> **Aim of the task**:
In your copy, reproduce the entries exactly as they are, minus the images.
□ □ □ □ □
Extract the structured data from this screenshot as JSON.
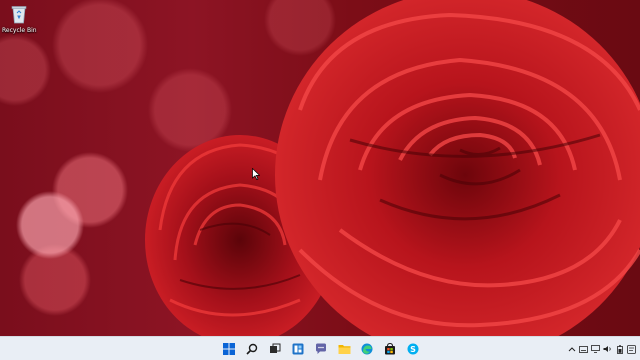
{
  "desktop": {
    "wallpaper": "red-roses",
    "icons": [
      {
        "label": "Recycle Bin",
        "icon": "recycle-bin-icon"
      }
    ]
  },
  "taskbar": {
    "pinned": [
      {
        "name": "start",
        "icon": "windows-logo-icon"
      },
      {
        "name": "search",
        "icon": "search-icon"
      },
      {
        "name": "task-view",
        "icon": "task-view-icon"
      },
      {
        "name": "widgets",
        "icon": "widgets-icon"
      },
      {
        "name": "chat",
        "icon": "chat-icon"
      },
      {
        "name": "file-explorer",
        "icon": "folder-icon"
      },
      {
        "name": "edge",
        "icon": "edge-icon"
      },
      {
        "name": "store",
        "icon": "store-icon"
      },
      {
        "name": "skype",
        "icon": "skype-icon"
      }
    ],
    "tray": [
      "chevron-up-icon",
      "network-icon",
      "volume-icon",
      "battery-icon",
      "language-icon"
    ]
  },
  "colors": {
    "taskbar_bg": "#e9eef5",
    "accent": "#0a64d6"
  }
}
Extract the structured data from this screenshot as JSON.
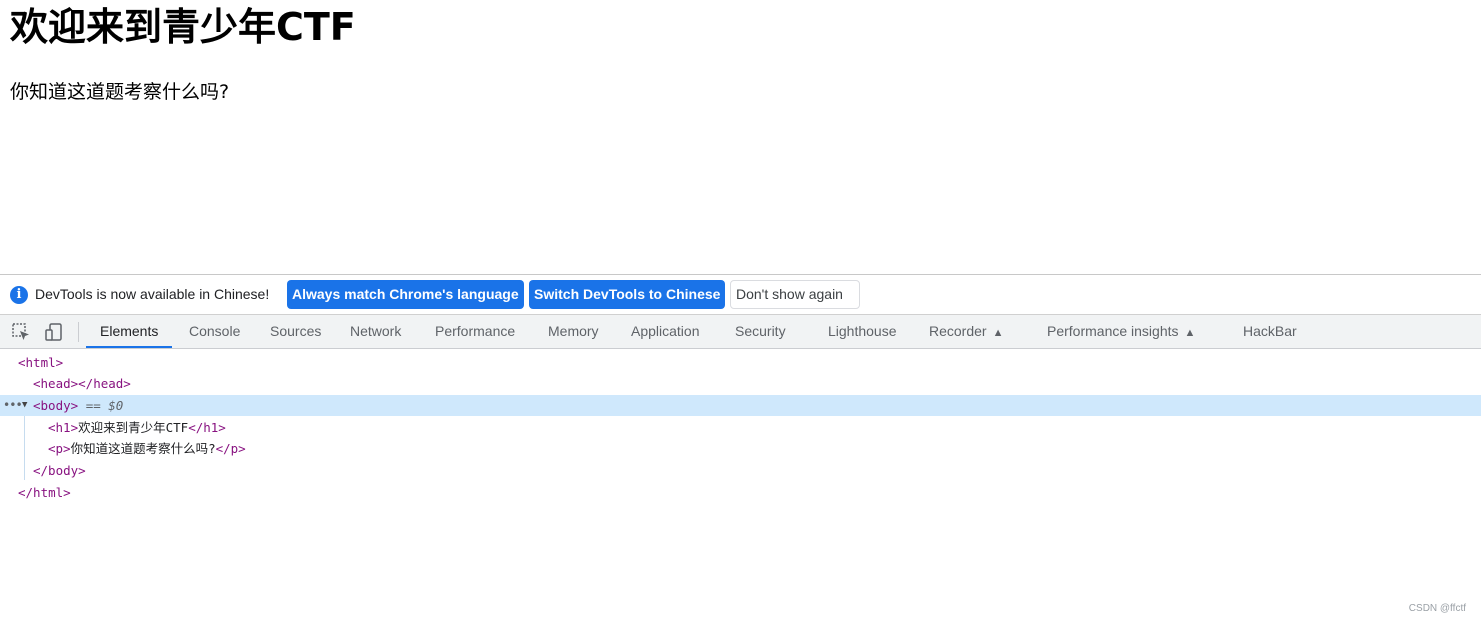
{
  "page": {
    "heading": "欢迎来到青少年CTF",
    "paragraph": "你知道这道题考察什么吗?"
  },
  "infobar": {
    "icon": "info-icon",
    "message": "DevTools is now available in Chinese!",
    "btn_match_language": "Always match Chrome's language",
    "btn_switch_chinese": "Switch DevTools to Chinese",
    "btn_dont_show": "Don't show again"
  },
  "toolbar": {
    "icons": [
      "inspect-element-icon",
      "device-toolbar-icon"
    ],
    "tabs": {
      "elements": "Elements",
      "console": "Console",
      "sources": "Sources",
      "network": "Network",
      "performance": "Performance",
      "memory": "Memory",
      "application": "Application",
      "security": "Security",
      "lighthouse": "Lighthouse",
      "recorder": "Recorder",
      "performance_insights": "Performance insights",
      "hackbar": "HackBar"
    },
    "active_tab": "Elements"
  },
  "dom_tree": {
    "html_open": "<html>",
    "head": "<head></head>",
    "body_open": "<body>",
    "selected_marker": "== $0",
    "h1_open": "<h1>",
    "h1_text": "欢迎来到青少年CTF",
    "h1_close": "</h1>",
    "p_open": "<p>",
    "p_text": "你知道这道题考察什么吗?",
    "p_close": "</p>",
    "body_close": "</body>",
    "html_close": "</html>"
  },
  "watermark": "CSDN @ffctf",
  "colors": {
    "accent": "#1a73e8",
    "tag": "#881280",
    "selection": "#cfe8fc"
  }
}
□ □ □ □ □
> **Result**:
Extract the structured data from this screenshot as JSON.
{
  "desktop": {
    "wallpaper": "red-roses",
    "icons": [
      {
        "label": "Recycle Bin",
        "icon": "recycle-bin-icon"
      }
    ]
  },
  "taskbar": {
    "pinned": [
      {
        "name": "start",
        "icon": "windows-logo-icon"
      },
      {
        "name": "search",
        "icon": "search-icon"
      },
      {
        "name": "task-view",
        "icon": "task-view-icon"
      },
      {
        "name": "widgets",
        "icon": "widgets-icon"
      },
      {
        "name": "chat",
        "icon": "chat-icon"
      },
      {
        "name": "file-explorer",
        "icon": "folder-icon"
      },
      {
        "name": "edge",
        "icon": "edge-icon"
      },
      {
        "name": "store",
        "icon": "store-icon"
      },
      {
        "name": "skype",
        "icon": "skype-icon"
      }
    ],
    "tray": [
      "chevron-up-icon",
      "network-icon",
      "volume-icon",
      "battery-icon",
      "language-icon"
    ]
  },
  "colors": {
    "taskbar_bg": "#e9eef5",
    "accent": "#0a64d6"
  }
}
Extract the structured data from this screenshot as JSON.
{
  "page": {
    "heading": "欢迎来到青少年CTF",
    "paragraph": "你知道这道题考察什么吗?"
  },
  "infobar": {
    "icon": "info-icon",
    "message": "DevTools is now available in Chinese!",
    "btn_match_language": "Always match Chrome's language",
    "btn_switch_chinese": "Switch DevTools to Chinese",
    "btn_dont_show": "Don't show again"
  },
  "toolbar": {
    "icons": [
      "inspect-element-icon",
      "device-toolbar-icon"
    ],
    "tabs": {
      "elements": "Elements",
      "console": "Console",
      "sources": "Sources",
      "network": "Network",
      "performance": "Performance",
      "memory": "Memory",
      "application": "Application",
      "security": "Security",
      "lighthouse": "Lighthouse",
      "recorder": "Recorder",
      "performance_insights": "Performance insights",
      "hackbar": "HackBar"
    },
    "active_tab": "Elements"
  },
  "dom_tree": {
    "html_open": "<html>",
    "head": "<head></head>",
    "body_open": "<body>",
    "selected_marker": "== $0",
    "h1_open": "<h1>",
    "h1_text": "欢迎来到青少年CTF",
    "h1_close": "</h1>",
    "p_open": "<p>",
    "p_text": "你知道这道题考察什么吗?",
    "p_close": "</p>",
    "body_close": "</body>",
    "html_close": "</html>"
  },
  "watermark": "CSDN @ffctf",
  "colors": {
    "accent": "#1a73e8",
    "tag": "#881280",
    "selection": "#cfe8fc"
  }
}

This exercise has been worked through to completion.